SHORT PROBLEM ▸ Repeat the entire listing exactly.

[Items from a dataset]
——

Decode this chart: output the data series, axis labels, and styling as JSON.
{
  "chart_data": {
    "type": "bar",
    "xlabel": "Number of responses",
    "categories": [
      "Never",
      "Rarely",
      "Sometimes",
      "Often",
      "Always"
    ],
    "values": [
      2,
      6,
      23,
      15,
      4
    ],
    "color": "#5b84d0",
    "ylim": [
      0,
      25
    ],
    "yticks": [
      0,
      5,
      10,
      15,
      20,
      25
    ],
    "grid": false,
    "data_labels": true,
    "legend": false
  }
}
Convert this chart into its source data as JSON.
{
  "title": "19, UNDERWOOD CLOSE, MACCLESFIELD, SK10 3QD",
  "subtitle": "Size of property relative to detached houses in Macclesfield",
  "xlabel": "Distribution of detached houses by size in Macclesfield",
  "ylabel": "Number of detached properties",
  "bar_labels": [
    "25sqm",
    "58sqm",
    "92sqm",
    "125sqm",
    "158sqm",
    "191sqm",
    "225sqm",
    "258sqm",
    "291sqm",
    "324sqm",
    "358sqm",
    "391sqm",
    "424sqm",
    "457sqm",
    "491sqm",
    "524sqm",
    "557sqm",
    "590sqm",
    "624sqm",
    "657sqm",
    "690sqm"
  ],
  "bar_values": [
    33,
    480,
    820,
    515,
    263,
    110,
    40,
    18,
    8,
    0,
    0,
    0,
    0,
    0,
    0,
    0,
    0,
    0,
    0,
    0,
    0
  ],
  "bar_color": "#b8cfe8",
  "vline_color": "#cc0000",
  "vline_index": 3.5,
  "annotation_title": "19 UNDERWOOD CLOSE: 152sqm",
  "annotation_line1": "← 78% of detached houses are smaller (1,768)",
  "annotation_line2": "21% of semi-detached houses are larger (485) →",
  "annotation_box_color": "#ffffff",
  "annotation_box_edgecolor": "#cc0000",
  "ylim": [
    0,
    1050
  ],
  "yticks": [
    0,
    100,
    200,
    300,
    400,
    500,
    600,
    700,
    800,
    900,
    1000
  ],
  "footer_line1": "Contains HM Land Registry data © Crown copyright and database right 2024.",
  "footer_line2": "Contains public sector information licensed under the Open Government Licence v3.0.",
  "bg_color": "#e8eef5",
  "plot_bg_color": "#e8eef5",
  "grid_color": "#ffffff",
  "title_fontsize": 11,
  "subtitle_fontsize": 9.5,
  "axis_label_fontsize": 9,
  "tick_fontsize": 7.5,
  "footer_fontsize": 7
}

——

EXERCISE ANSWER ▸
Decode this chart: output the data series, axis labels, and styling as JSON.
{
  "chart_data": {
    "type": "bar",
    "xlabel": "Number of responses",
    "categories": [
      "Never",
      "Rarely",
      "Sometimes",
      "Often",
      "Always"
    ],
    "values": [
      2,
      6,
      23,
      15,
      4
    ],
    "color": "#5b84d0",
    "ylim": [
      0,
      25
    ],
    "yticks": [
      0,
      5,
      10,
      15,
      20,
      25
    ],
    "grid": false,
    "data_labels": true,
    "legend": false
  }
}
Convert this chart into its source data as JSON.
{
  "title": "19, UNDERWOOD CLOSE, MACCLESFIELD, SK10 3QD",
  "subtitle": "Size of property relative to detached houses in Macclesfield",
  "xlabel": "Distribution of detached houses by size in Macclesfield",
  "ylabel": "Number of detached properties",
  "bar_labels": [
    "25sqm",
    "58sqm",
    "92sqm",
    "125sqm",
    "158sqm",
    "191sqm",
    "225sqm",
    "258sqm",
    "291sqm",
    "324sqm",
    "358sqm",
    "391sqm",
    "424sqm",
    "457sqm",
    "491sqm",
    "524sqm",
    "557sqm",
    "590sqm",
    "624sqm",
    "657sqm",
    "690sqm"
  ],
  "bar_values": [
    33,
    480,
    820,
    515,
    263,
    110,
    40,
    18,
    8,
    0,
    0,
    0,
    0,
    0,
    0,
    0,
    0,
    0,
    0,
    0,
    0
  ],
  "bar_color": "#b8cfe8",
  "vline_color": "#cc0000",
  "vline_index": 3.5,
  "annotation_title": "19 UNDERWOOD CLOSE: 152sqm",
  "annotation_line1": "← 78% of detached houses are smaller (1,768)",
  "annotation_line2": "21% of semi-detached houses are larger (485) →",
  "annotation_box_color": "#ffffff",
  "annotation_box_edgecolor": "#cc0000",
  "ylim": [
    0,
    1050
  ],
  "yticks": [
    0,
    100,
    200,
    300,
    400,
    500,
    600,
    700,
    800,
    900,
    1000
  ],
  "footer_line1": "Contains HM Land Registry data © Crown copyright and database right 2024.",
  "footer_line2": "Contains public sector information licensed under the Open Government Licence v3.0.",
  "bg_color": "#e8eef5",
  "plot_bg_color": "#e8eef5",
  "grid_color": "#ffffff",
  "title_fontsize": 11,
  "subtitle_fontsize": 9.5,
  "axis_label_fontsize": 9,
  "tick_fontsize": 7.5,
  "footer_fontsize": 7
}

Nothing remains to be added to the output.